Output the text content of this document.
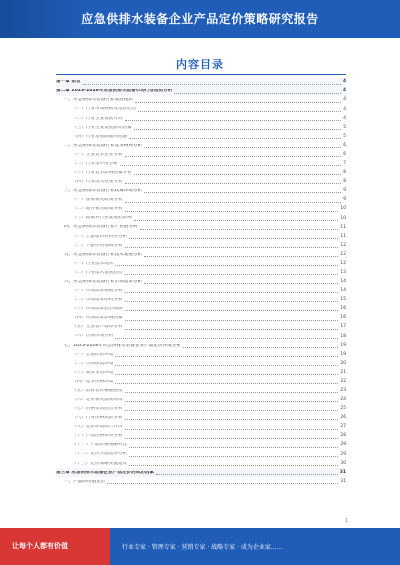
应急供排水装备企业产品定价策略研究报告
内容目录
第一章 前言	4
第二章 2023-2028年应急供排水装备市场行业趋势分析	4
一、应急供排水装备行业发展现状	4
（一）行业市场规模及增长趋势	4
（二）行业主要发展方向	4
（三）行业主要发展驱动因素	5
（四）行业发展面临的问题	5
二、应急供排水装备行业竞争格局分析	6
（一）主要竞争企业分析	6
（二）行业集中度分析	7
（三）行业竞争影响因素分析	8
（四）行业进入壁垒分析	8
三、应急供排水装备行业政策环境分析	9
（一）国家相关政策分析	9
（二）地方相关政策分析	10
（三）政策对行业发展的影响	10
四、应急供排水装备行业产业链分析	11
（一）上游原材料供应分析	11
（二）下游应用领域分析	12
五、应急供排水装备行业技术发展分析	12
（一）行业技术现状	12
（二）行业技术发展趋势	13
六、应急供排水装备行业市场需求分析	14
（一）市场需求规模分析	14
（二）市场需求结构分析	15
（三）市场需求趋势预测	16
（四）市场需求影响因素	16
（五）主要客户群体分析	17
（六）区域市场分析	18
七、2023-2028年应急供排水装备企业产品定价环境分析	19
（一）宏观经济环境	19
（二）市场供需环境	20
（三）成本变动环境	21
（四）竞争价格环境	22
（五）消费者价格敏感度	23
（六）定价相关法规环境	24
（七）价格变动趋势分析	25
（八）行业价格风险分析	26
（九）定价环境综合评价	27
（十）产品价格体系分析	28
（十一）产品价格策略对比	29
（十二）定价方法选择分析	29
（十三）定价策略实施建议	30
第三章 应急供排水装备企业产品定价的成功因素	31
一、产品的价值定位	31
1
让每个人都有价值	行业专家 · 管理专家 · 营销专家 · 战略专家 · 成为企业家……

:::

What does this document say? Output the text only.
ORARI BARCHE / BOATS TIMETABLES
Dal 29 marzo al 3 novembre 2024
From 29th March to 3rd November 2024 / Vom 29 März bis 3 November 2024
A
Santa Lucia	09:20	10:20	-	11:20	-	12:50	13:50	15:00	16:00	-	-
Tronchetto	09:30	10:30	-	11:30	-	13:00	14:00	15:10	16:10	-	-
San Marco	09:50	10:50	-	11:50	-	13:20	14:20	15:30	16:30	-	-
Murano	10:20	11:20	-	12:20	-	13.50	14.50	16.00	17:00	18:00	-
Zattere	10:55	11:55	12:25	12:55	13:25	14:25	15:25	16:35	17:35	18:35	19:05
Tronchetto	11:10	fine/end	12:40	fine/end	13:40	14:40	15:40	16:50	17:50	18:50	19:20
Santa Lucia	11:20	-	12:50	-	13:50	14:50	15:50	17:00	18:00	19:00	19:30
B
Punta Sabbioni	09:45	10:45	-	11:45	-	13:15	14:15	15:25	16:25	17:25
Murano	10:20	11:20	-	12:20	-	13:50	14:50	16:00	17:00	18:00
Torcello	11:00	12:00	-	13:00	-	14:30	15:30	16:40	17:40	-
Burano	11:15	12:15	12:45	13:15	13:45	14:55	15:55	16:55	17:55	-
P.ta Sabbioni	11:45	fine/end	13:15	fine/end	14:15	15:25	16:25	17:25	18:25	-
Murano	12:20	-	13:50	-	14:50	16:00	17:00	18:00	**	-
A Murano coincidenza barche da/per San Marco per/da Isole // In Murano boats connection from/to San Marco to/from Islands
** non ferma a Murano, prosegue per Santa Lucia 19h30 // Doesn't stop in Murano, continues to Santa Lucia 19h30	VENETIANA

:::

## Work instructions:
Gather each line in the data that holds the string "fine".

## Task result:
Tronchetto	11:10	fine/end	12:40	fine/end	13:40	14:40	15:40	16:50	17:50	18:50	19:20
P.ta Sabbioni	11:45	fine/end	13:15	fine/end	14:15	15:25	16:25	17:25	18:25	-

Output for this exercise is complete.